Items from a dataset
————

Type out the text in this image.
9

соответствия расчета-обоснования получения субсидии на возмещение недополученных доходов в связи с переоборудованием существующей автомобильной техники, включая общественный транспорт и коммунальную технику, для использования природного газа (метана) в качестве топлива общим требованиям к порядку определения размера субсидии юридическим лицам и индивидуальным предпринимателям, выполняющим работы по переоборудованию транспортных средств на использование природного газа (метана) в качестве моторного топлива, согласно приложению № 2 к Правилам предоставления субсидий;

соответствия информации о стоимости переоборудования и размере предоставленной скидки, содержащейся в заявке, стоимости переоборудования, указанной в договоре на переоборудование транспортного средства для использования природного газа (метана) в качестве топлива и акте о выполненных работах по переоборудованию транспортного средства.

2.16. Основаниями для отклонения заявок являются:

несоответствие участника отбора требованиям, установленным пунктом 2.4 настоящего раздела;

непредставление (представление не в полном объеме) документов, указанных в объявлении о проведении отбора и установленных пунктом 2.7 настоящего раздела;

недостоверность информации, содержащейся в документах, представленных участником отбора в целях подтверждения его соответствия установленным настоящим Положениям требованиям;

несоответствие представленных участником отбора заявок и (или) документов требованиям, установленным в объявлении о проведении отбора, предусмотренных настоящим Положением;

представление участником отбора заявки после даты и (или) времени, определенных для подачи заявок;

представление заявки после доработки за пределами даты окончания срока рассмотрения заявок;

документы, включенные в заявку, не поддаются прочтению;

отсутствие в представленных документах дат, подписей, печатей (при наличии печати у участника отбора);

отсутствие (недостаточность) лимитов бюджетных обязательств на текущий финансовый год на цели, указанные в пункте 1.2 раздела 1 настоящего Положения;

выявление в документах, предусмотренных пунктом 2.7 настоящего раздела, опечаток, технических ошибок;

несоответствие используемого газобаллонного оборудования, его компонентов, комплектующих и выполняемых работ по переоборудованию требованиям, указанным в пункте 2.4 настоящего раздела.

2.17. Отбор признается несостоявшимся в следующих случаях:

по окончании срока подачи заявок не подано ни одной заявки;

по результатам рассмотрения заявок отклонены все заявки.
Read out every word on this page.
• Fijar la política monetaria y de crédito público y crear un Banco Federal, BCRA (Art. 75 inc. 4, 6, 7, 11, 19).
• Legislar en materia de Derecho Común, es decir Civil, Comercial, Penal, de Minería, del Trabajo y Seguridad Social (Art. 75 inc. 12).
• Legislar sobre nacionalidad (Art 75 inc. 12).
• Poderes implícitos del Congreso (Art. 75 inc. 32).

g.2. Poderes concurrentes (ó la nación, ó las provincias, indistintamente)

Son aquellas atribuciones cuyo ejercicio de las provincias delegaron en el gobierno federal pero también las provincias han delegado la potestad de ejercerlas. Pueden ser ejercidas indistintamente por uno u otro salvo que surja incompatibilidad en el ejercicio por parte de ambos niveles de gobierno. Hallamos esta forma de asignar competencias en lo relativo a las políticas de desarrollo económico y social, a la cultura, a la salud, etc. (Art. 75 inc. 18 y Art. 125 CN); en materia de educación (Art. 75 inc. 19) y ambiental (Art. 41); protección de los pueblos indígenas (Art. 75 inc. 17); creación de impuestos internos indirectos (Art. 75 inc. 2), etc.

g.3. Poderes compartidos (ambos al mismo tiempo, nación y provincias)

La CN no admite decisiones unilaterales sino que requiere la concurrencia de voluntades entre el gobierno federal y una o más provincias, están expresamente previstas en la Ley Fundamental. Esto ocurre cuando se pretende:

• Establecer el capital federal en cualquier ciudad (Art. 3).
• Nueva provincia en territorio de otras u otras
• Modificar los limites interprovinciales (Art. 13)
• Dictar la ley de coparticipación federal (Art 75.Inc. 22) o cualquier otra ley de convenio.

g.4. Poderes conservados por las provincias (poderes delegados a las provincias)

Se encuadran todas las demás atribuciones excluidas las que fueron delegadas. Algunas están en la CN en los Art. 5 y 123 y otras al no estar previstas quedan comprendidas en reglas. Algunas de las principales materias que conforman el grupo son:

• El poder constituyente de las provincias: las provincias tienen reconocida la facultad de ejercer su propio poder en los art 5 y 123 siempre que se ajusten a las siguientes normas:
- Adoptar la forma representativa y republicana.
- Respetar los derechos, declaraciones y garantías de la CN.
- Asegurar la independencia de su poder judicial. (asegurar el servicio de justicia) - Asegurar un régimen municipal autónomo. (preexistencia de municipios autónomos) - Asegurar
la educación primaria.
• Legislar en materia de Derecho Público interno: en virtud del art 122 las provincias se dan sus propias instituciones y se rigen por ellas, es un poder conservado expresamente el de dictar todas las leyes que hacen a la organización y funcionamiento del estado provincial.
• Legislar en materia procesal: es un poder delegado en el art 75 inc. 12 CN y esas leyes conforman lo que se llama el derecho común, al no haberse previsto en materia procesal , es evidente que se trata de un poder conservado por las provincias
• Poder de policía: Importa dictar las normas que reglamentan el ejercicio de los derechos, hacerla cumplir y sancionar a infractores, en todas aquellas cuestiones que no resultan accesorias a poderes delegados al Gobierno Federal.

————

Problem
Make an exact copy of all the data.

The result
Type out the text in this image.
9

соответствия расчета-обоснования получения субсидии на возмещение недополученных доходов в связи с переоборудованием существующей автомобильной техники, включая общественный транспорт и коммунальную технику, для использования природного газа (метана) в качестве топлива общим требованиям к порядку определения размера субсидии юридическим лицам и индивидуальным предпринимателям, выполняющим работы по переоборудованию транспортных средств на использование природного газа (метана) в качестве моторного топлива, согласно приложению № 2 к Правилам предоставления субсидий;

соответствия информации о стоимости переоборудования и размере предоставленной скидки, содержащейся в заявке, стоимости переоборудования, указанной в договоре на переоборудование транспортного средства для использования природного газа (метана) в качестве топлива и акте о выполненных работах по переоборудованию транспортного средства.

2.16. Основаниями для отклонения заявок являются:

несоответствие участника отбора требованиям, установленным пунктом 2.4 настоящего раздела;

непредставление (представление не в полном объеме) документов, указанных в объявлении о проведении отбора и установленных пунктом 2.7 настоящего раздела;

недостоверность информации, содержащейся в документах, представленных участником отбора в целях подтверждения его соответствия установленным настоящим Положениям требованиям;

несоответствие представленных участником отбора заявок и (или) документов требованиям, установленным в объявлении о проведении отбора, предусмотренных настоящим Положением;

представление участником отбора заявки после даты и (или) времени, определенных для подачи заявок;

представление заявки после доработки за пределами даты окончания срока рассмотрения заявок;

документы, включенные в заявку, не поддаются прочтению;

отсутствие в представленных документах дат, подписей, печатей (при наличии печати у участника отбора);

отсутствие (недостаточность) лимитов бюджетных обязательств на текущий финансовый год на цели, указанные в пункте 1.2 раздела 1 настоящего Положения;

выявление в документах, предусмотренных пунктом 2.7 настоящего раздела, опечаток, технических ошибок;

несоответствие используемого газобаллонного оборудования, его компонентов, комплектующих и выполняемых работ по переоборудованию требованиям, указанным в пункте 2.4 настоящего раздела.

2.17. Отбор признается несостоявшимся в следующих случаях:

по окончании срока подачи заявок не подано ни одной заявки;

по результатам рассмотрения заявок отклонены все заявки.
Read out every word on this page.
• Fijar la política monetaria y de crédito público y crear un Banco Federal, BCRA (Art. 75 inc. 4, 6, 7, 11, 19).
• Legislar en materia de Derecho Común, es decir Civil, Comercial, Penal, de Minería, del Trabajo y Seguridad Social (Art. 75 inc. 12).
• Legislar sobre nacionalidad (Art 75 inc. 12).
• Poderes implícitos del Congreso (Art. 75 inc. 32).

g.2. Poderes concurrentes (ó la nación, ó las provincias, indistintamente)

Son aquellas atribuciones cuyo ejercicio de las provincias delegaron en el gobierno federal pero también las provincias han delegado la potestad de ejercerlas. Pueden ser ejercidas indistintamente por uno u otro salvo que surja incompatibilidad en el ejercicio por parte de ambos niveles de gobierno. Hallamos esta forma de asignar competencias en lo relativo a las políticas de desarrollo económico y social, a la cultura, a la salud, etc. (Art. 75 inc. 18 y Art. 125 CN); en materia de educación (Art. 75 inc. 19) y ambiental (Art. 41); protección de los pueblos indígenas (Art. 75 inc. 17); creación de impuestos internos indirectos (Art. 75 inc. 2), etc.

g.3. Poderes compartidos (ambos al mismo tiempo, nación y provincias)

La CN no admite decisiones unilaterales sino que requiere la concurrencia de voluntades entre el gobierno federal y una o más provincias, están expresamente previstas en la Ley Fundamental. Esto ocurre cuando se pretende:

• Establecer el capital federal en cualquier ciudad (Art. 3).
• Nueva provincia en territorio de otras u otras
• Modificar los limites interprovinciales (Art. 13)
• Dictar la ley de coparticipación federal (Art 75.Inc. 22) o cualquier otra ley de convenio.

g.4. Poderes conservados por las provincias (poderes delegados a las provincias)

Se encuadran todas las demás atribuciones excluidas las que fueron delegadas. Algunas están en la CN en los Art. 5 y 123 y otras al no estar previstas quedan comprendidas en reglas. Algunas de las principales materias que conforman el grupo son:

• El poder constituyente de las provincias: las provincias tienen reconocida la facultad de ejercer su propio poder en los art 5 y 123 siempre que se ajusten a las siguientes normas:
- Adoptar la forma representativa y republicana.
- Respetar los derechos, declaraciones y garantías de la CN.
- Asegurar la independencia de su poder judicial. (asegurar el servicio de justicia) - Asegurar un régimen municipal autónomo. (preexistencia de municipios autónomos) - Asegurar
la educación primaria.
• Legislar en materia de Derecho Público interno: en virtud del art 122 las provincias se dan sus propias instituciones y se rigen por ellas, es un poder conservado expresamente el de dictar todas las leyes que hacen a la organización y funcionamiento del estado provincial.
• Legislar en materia procesal: es un poder delegado en el art 75 inc. 12 CN y esas leyes conforman lo que se llama el derecho común, al no haberse previsto en materia procesal , es evidente que se trata de un poder conservado por las provincias
• Poder de policía: Importa dictar las normas que reglamentan el ejercicio de los derechos, hacerla cumplir y sancionar a infractores, en todas aquellas cuestiones que no resultan accesorias a poderes delegados al Gobierno Federal.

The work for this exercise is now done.